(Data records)
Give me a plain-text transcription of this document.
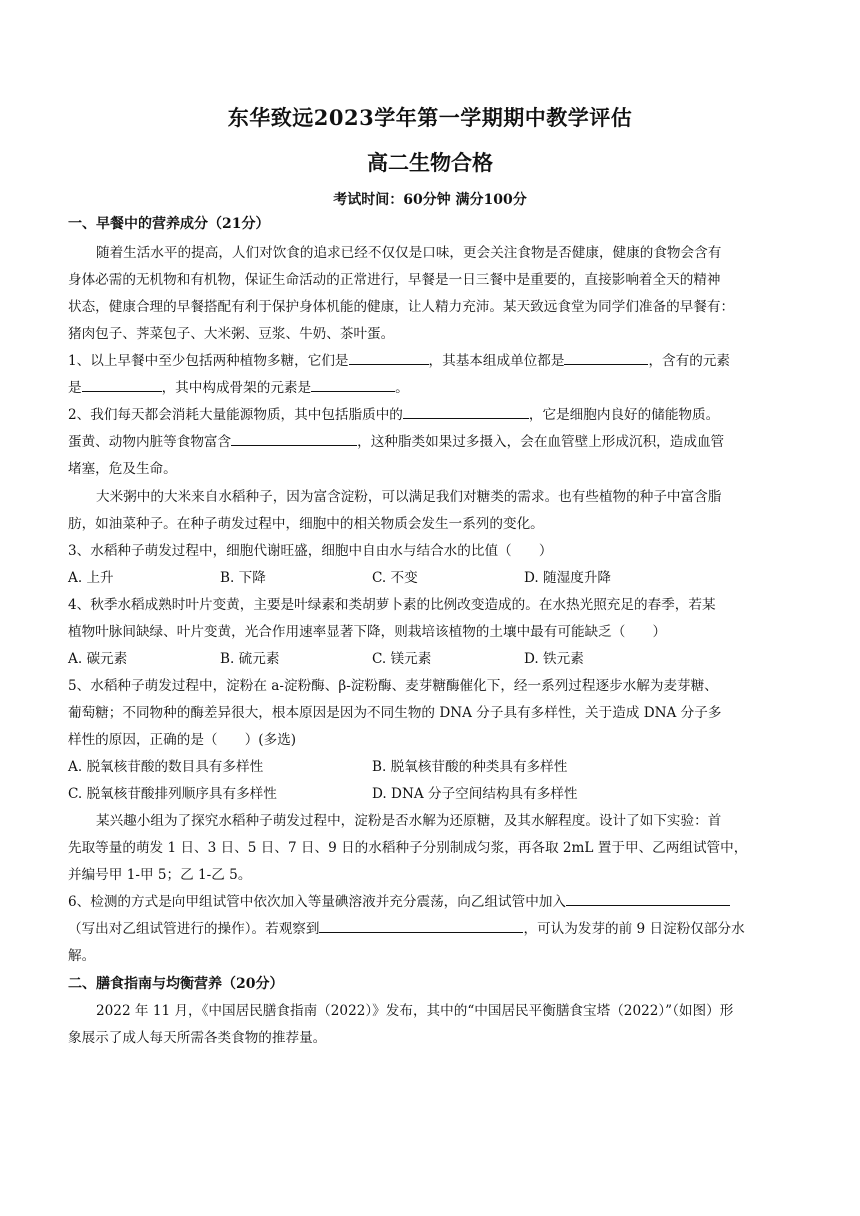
东华致远2023学年第一学期期中教学评估
高二生物合格
考试时间：60分钟 满分100分
一、早餐中的营养成分（21分）
随着生活水平的提高，人们对饮食的追求已经不仅仅是口味，更会关注食物是否健康，健康的食物会含有
身体必需的无机物和有机物，保证生命活动的正常进行，早餐是一日三餐中是重要的，直接影响着全天的精神
状态，健康合理的早餐搭配有利于保护身体机能的健康，让人精力充沛。某天致远食堂为同学们准备的早餐有：
猪肉包子、荠菜包子、大米粥、豆浆、牛奶、茶叶蛋。
1、以上早餐中至少包括两种植物多糖，它们是	，其基本组成单位都是	，含有的元素
是	，其中构成骨架的元素是	。
2、我们每天都会消耗大量能源物质，其中包括脂质中的	，它是细胞内良好的储能物质。
蛋黄、动物内脏等食物富含	，这种脂类如果过多摄入，会在血管壁上形成沉积，造成血管
堵塞，危及生命。
大米粥中的大米来自水稻种子，因为富含淀粉，可以满足我们对糖类的需求。也有些植物的种子中富含脂
肪，如油菜种子。在种子萌发过程中，细胞中的相关物质会发生一系列的变化。
3、水稻种子萌发过程中，细胞代谢旺盛，细胞中自由水与结合水的比值（　　）
A. 上升	B. 下降	C. 不变	D. 随湿度升降
4、秋季水稻成熟时叶片变黄，主要是叶绿素和类胡萝卜素的比例改变造成的。在水热光照充足的春季，若某
植物叶脉间缺绿、叶片变黄，光合作用速率显著下降，则栽培该植物的土壤中最有可能缺乏（　　）
A. 碳元素	B. 硫元素	C. 镁元素	D. 铁元素
5、水稻种子萌发过程中，淀粉在 a-淀粉酶、β-淀粉酶、麦芽糖酶催化下，经一系列过程逐步水解为麦芽糖、
葡萄糖；不同物种的酶差异很大，根本原因是因为不同生物的 DNA 分子具有多样性，关于造成 DNA 分子多
样性的原因，正确的是（　　）(多选)
A. 脱氧核苷酸的数目具有多样性	B. 脱氧核苷酸的种类具有多样性
C. 脱氧核苷酸排列顺序具有多样性	D. DNA 分子空间结构具有多样性
某兴趣小组为了探究水稻种子萌发过程中，淀粉是否水解为还原糖，及其水解程度。设计了如下实验：首
先取等量的萌发 1 日、3 日、5 日、7 日、9 日的水稻种子分别制成匀浆，再各取 2mL 置于甲、乙两组试管中，
并编号甲 1-甲 5；乙 1-乙 5。
6、检测的方式是向甲组试管中依次加入等量碘溶液并充分震荡，向乙组试管中加入
（写出对乙组试管进行的操作）。若观察到	，可认为发芽的前 9 日淀粉仅部分水
解。
二、膳食指南与均衡营养（20分）
2022 年 11 月，《中国居民膳食指南（2022）》发布，其中的“中国居民平衡膳食宝塔（2022）”（如图）形
象展示了成人每天所需各类食物的推荐量。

_Goal of the exercise:_
Copy the material above in full and exactly, skipping pictures.

_Exercise answer:_
Give me a plain-text transcription of this document.
东华致远2023学年第一学期期中教学评估
高二生物合格
考试时间：60分钟 满分100分
一、早餐中的营养成分（21分）
随着生活水平的提高，人们对饮食的追求已经不仅仅是口味，更会关注食物是否健康，健康的食物会含有
身体必需的无机物和有机物，保证生命活动的正常进行，早餐是一日三餐中是重要的，直接影响着全天的精神
状态，健康合理的早餐搭配有利于保护身体机能的健康，让人精力充沛。某天致远食堂为同学们准备的早餐有：
猪肉包子、荠菜包子、大米粥、豆浆、牛奶、茶叶蛋。
1、以上早餐中至少包括两种植物多糖，它们是	，其基本组成单位都是	，含有的元素
是	，其中构成骨架的元素是	。
2、我们每天都会消耗大量能源物质，其中包括脂质中的	，它是细胞内良好的储能物质。
蛋黄、动物内脏等食物富含	，这种脂类如果过多摄入，会在血管壁上形成沉积，造成血管
堵塞，危及生命。
大米粥中的大米来自水稻种子，因为富含淀粉，可以满足我们对糖类的需求。也有些植物的种子中富含脂
肪，如油菜种子。在种子萌发过程中，细胞中的相关物质会发生一系列的变化。
3、水稻种子萌发过程中，细胞代谢旺盛，细胞中自由水与结合水的比值（　　）
A. 上升	B. 下降	C. 不变	D. 随湿度升降
4、秋季水稻成熟时叶片变黄，主要是叶绿素和类胡萝卜素的比例改变造成的。在水热光照充足的春季，若某
植物叶脉间缺绿、叶片变黄，光合作用速率显著下降，则栽培该植物的土壤中最有可能缺乏（　　）
A. 碳元素	B. 硫元素	C. 镁元素	D. 铁元素
5、水稻种子萌发过程中，淀粉在 a-淀粉酶、β-淀粉酶、麦芽糖酶催化下，经一系列过程逐步水解为麦芽糖、
葡萄糖；不同物种的酶差异很大，根本原因是因为不同生物的 DNA 分子具有多样性，关于造成 DNA 分子多
样性的原因，正确的是（　　）(多选)
A. 脱氧核苷酸的数目具有多样性	B. 脱氧核苷酸的种类具有多样性
C. 脱氧核苷酸排列顺序具有多样性	D. DNA 分子空间结构具有多样性
某兴趣小组为了探究水稻种子萌发过程中，淀粉是否水解为还原糖，及其水解程度。设计了如下实验：首
先取等量的萌发 1 日、3 日、5 日、7 日、9 日的水稻种子分别制成匀浆，再各取 2mL 置于甲、乙两组试管中，
并编号甲 1-甲 5；乙 1-乙 5。
6、检测的方式是向甲组试管中依次加入等量碘溶液并充分震荡，向乙组试管中加入
（写出对乙组试管进行的操作）。若观察到	，可认为发芽的前 9 日淀粉仅部分水
解。
二、膳食指南与均衡营养（20分）
2022 年 11 月，《中国居民膳食指南（2022）》发布，其中的“中国居民平衡膳食宝塔（2022）”（如图）形
象展示了成人每天所需各类食物的推荐量。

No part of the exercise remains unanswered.